• **To be done**: Return only the number of lines that hold "发现医院感染流行趋势或暴发流行时".

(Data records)

↓↓↓

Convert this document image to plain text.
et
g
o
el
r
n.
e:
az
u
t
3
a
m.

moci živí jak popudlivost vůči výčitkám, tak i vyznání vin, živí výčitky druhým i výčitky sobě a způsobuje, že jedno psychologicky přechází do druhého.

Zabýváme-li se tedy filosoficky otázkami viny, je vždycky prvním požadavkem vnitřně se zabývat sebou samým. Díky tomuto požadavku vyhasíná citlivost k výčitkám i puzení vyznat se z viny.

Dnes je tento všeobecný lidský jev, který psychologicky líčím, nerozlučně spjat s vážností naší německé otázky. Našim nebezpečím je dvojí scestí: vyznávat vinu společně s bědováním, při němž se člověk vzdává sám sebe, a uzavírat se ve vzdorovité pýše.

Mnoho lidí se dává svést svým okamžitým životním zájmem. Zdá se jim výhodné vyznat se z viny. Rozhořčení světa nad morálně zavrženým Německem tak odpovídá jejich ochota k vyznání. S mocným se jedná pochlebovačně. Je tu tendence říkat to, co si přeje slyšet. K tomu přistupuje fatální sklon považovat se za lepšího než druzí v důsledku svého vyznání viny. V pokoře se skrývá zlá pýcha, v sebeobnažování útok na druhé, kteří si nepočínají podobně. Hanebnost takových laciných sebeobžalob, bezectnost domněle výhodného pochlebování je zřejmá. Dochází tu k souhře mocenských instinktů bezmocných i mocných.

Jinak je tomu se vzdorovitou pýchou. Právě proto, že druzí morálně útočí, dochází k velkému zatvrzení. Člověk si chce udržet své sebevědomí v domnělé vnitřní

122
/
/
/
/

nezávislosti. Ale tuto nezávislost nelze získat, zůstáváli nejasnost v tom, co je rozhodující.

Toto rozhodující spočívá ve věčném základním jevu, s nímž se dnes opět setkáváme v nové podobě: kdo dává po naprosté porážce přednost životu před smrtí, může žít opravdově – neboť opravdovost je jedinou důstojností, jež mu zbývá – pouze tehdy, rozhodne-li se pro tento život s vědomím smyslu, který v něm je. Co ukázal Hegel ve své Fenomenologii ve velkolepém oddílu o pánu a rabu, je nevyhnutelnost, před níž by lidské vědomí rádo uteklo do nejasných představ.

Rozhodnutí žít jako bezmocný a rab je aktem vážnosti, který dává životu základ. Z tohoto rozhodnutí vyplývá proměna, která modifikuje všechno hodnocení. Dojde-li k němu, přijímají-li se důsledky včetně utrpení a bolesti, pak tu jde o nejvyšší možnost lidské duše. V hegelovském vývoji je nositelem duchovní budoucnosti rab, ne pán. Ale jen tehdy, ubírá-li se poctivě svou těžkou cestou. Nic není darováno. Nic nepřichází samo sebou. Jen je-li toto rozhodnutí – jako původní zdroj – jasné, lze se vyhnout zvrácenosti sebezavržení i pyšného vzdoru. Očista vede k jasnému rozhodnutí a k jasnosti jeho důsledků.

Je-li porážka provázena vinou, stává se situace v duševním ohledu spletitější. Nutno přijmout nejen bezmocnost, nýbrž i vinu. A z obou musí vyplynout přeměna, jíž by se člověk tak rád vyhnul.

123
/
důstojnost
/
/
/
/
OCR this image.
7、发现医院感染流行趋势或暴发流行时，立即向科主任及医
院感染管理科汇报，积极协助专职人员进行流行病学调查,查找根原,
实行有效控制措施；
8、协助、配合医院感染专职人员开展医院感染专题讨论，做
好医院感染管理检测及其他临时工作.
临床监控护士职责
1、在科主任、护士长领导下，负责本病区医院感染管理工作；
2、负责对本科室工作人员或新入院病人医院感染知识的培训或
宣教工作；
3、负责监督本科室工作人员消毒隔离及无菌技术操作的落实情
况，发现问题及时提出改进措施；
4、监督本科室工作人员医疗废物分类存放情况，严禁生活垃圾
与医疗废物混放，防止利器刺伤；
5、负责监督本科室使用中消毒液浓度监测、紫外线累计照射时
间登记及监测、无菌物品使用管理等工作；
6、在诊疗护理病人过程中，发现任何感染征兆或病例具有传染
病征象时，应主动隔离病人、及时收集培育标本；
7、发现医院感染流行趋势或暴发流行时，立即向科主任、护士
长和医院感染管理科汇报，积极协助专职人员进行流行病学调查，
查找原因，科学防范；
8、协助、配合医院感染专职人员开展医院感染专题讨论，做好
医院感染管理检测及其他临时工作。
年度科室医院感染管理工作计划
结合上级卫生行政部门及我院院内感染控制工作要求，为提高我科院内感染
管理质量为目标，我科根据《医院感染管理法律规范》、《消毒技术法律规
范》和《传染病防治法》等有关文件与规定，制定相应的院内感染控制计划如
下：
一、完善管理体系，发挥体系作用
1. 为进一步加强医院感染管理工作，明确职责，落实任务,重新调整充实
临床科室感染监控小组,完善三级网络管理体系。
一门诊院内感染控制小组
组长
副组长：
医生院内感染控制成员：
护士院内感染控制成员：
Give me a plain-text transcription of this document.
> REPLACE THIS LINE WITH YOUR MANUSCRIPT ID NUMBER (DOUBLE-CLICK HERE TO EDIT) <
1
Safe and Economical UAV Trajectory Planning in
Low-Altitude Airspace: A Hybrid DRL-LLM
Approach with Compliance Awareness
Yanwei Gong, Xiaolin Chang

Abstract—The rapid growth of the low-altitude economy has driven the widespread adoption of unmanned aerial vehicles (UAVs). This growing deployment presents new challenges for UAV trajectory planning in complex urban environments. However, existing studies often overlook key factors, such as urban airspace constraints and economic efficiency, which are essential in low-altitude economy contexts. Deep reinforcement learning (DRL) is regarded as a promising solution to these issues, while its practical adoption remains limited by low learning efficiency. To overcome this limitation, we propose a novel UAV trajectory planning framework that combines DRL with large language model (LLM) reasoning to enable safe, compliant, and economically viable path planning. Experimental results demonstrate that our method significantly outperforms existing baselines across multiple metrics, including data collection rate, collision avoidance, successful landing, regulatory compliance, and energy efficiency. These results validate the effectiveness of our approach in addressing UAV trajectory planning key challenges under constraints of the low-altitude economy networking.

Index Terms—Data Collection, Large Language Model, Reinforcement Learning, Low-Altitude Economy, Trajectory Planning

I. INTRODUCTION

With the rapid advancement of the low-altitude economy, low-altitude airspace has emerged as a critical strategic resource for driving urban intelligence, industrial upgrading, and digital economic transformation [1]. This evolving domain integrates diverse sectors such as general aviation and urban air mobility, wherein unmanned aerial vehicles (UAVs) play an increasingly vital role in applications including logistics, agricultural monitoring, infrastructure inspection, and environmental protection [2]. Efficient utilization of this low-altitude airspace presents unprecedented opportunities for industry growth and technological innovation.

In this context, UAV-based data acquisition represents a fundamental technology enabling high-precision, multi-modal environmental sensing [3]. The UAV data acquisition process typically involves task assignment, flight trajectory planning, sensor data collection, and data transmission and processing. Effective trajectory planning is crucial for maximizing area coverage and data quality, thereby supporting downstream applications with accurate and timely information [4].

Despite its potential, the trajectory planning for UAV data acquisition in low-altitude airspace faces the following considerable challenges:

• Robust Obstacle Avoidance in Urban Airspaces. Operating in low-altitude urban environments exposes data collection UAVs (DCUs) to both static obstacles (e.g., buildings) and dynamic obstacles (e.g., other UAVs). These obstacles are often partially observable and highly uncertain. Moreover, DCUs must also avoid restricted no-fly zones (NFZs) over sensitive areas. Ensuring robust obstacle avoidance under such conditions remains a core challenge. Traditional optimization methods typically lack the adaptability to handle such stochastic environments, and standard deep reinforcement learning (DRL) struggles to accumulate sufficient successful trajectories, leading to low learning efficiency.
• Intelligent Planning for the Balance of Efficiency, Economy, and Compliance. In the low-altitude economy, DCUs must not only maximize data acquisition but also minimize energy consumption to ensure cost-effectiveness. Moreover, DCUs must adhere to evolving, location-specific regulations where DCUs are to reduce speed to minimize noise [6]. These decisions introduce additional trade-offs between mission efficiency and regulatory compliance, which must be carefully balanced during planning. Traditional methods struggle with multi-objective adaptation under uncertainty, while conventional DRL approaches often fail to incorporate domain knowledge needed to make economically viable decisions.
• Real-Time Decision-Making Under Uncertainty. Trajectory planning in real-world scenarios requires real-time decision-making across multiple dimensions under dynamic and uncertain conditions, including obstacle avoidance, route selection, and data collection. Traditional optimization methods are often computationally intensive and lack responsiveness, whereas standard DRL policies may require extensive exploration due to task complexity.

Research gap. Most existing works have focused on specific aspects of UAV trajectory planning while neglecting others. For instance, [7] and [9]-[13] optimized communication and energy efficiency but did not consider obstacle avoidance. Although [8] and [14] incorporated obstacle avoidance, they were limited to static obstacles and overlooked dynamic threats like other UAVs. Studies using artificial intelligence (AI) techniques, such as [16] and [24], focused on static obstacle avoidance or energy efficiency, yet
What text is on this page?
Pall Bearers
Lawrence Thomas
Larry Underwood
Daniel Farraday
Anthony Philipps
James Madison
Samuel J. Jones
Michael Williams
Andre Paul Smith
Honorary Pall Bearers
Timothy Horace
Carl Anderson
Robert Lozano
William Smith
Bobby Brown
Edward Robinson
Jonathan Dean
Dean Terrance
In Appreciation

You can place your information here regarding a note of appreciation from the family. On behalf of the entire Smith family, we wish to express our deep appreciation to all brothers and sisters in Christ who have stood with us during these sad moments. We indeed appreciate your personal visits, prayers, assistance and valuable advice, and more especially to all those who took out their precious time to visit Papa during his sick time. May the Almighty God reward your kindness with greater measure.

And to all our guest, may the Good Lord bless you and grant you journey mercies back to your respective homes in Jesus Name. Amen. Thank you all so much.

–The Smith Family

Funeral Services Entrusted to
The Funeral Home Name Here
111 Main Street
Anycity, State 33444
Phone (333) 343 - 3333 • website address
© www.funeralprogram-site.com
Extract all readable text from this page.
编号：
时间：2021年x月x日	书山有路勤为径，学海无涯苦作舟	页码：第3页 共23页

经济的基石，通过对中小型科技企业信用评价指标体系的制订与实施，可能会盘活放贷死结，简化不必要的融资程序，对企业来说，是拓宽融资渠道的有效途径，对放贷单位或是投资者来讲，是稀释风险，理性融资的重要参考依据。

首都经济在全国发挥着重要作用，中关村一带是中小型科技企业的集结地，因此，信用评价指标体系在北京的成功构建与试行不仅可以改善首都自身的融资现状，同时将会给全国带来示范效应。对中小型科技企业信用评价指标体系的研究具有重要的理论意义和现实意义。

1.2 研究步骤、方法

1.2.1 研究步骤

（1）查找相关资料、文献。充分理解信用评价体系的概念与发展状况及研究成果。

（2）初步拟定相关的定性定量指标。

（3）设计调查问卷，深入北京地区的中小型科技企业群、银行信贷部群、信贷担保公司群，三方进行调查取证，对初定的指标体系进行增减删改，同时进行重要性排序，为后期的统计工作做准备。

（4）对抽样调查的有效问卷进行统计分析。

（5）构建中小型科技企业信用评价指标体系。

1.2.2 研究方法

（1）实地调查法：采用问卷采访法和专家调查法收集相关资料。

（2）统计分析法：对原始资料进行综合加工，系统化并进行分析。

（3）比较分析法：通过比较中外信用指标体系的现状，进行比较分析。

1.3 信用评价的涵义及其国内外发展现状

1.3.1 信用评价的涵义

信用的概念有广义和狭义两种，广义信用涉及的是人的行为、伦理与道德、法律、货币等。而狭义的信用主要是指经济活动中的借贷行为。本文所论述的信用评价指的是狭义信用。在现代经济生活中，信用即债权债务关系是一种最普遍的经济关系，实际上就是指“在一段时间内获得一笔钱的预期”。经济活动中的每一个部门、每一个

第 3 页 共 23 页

↑↑↑

• **Correct answer**: 2